● SUPPLIED ENTRIES:
____

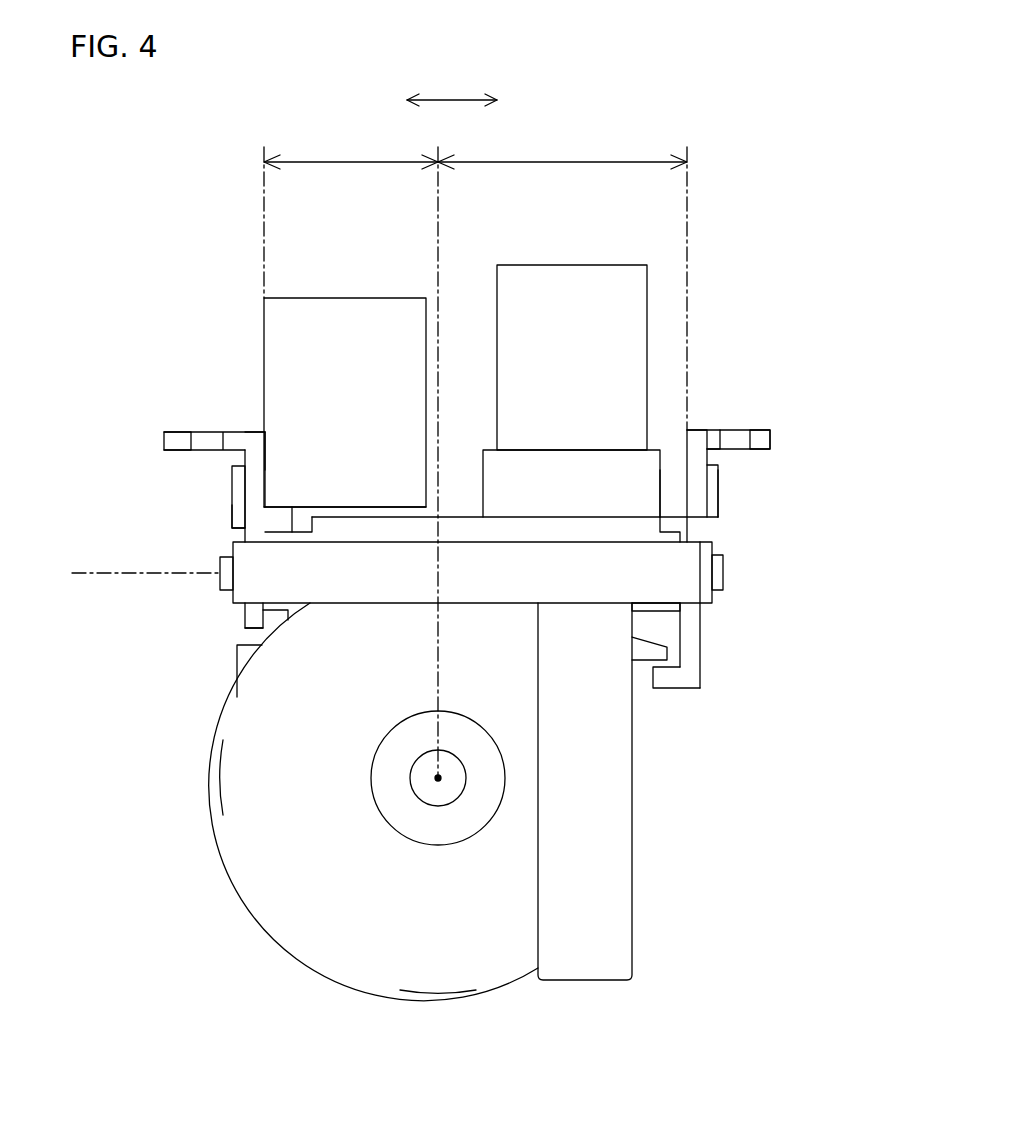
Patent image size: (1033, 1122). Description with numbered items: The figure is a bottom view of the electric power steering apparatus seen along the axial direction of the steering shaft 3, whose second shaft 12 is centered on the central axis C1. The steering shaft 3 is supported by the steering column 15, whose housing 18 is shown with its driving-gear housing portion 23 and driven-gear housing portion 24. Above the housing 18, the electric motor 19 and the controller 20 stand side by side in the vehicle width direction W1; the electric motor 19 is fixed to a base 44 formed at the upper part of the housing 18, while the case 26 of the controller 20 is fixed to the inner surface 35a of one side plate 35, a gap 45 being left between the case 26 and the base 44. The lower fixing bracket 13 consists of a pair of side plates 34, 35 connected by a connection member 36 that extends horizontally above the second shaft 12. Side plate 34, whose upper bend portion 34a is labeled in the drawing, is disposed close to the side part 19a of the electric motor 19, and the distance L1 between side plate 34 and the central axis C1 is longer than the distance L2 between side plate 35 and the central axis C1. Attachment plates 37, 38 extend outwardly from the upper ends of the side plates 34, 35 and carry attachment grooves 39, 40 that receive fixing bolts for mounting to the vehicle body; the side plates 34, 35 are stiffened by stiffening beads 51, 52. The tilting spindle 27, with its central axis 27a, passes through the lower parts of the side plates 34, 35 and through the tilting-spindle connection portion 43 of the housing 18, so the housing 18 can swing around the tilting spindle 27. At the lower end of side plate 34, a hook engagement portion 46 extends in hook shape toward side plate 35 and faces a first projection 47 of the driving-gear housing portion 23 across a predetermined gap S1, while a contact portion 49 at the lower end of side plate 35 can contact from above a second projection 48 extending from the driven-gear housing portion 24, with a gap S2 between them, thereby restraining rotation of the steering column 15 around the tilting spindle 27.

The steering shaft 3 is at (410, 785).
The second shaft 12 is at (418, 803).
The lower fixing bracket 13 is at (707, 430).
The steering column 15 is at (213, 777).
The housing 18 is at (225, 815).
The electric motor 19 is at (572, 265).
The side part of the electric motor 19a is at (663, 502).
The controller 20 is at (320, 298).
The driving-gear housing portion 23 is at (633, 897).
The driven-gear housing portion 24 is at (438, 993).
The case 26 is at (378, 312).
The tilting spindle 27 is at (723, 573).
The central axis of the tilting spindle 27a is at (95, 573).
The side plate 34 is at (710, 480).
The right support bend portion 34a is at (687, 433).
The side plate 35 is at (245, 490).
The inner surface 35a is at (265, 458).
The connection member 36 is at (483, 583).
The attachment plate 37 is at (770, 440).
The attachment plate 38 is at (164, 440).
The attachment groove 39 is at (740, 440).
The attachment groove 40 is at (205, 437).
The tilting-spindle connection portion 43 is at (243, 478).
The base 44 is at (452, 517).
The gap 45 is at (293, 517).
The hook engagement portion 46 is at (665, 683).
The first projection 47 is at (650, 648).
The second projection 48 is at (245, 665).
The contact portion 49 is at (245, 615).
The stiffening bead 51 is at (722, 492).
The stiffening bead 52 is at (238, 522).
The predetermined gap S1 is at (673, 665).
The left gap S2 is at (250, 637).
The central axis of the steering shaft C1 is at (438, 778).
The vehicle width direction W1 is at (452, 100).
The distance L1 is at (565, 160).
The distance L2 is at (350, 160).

____

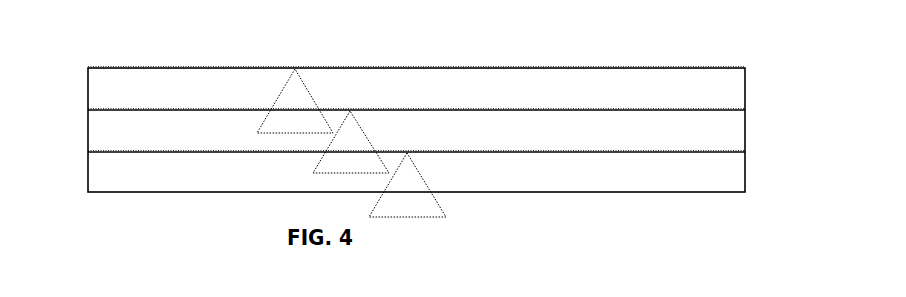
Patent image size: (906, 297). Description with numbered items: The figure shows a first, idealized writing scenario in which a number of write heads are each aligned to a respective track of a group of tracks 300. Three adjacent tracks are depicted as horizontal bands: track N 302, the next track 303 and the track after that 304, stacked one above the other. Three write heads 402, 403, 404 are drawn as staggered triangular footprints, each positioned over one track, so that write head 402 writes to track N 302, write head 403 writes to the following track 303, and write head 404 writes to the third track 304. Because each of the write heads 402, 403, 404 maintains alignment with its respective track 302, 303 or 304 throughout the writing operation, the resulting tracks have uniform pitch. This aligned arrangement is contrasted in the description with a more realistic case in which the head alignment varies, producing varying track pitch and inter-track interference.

____

● TO DO:
Filter the records above and copy every line that contains the word "following". Matching is case-sensitive.

● FINISHED ANSWER:
Patent image size: (906, 297). Description with numbered items: The figure shows a first, idealized writing scenario in which a number of write heads are each aligned to a respective track of a group of tracks 300. Three adjacent tracks are depicted as horizontal bands: track N 302, the next track 303 and the track after that 304, stacked one above the other. Three write heads 402, 403, 404 are drawn as staggered triangular footprints, each positioned over one track, so that write head 402 writes to track N 302, write head 403 writes to the following track 303, and write head 404 writes to the third track 304. Because each of the write heads 402, 403, 404 maintains alignment with its respective track 302, 303 or 304 throughout the writing operation, the resulting tracks have uniform pitch. This aligned arrangement is contrasted in the description with a more realistic case in which the head alignment varies, producing varying track pitch and inter-track interference.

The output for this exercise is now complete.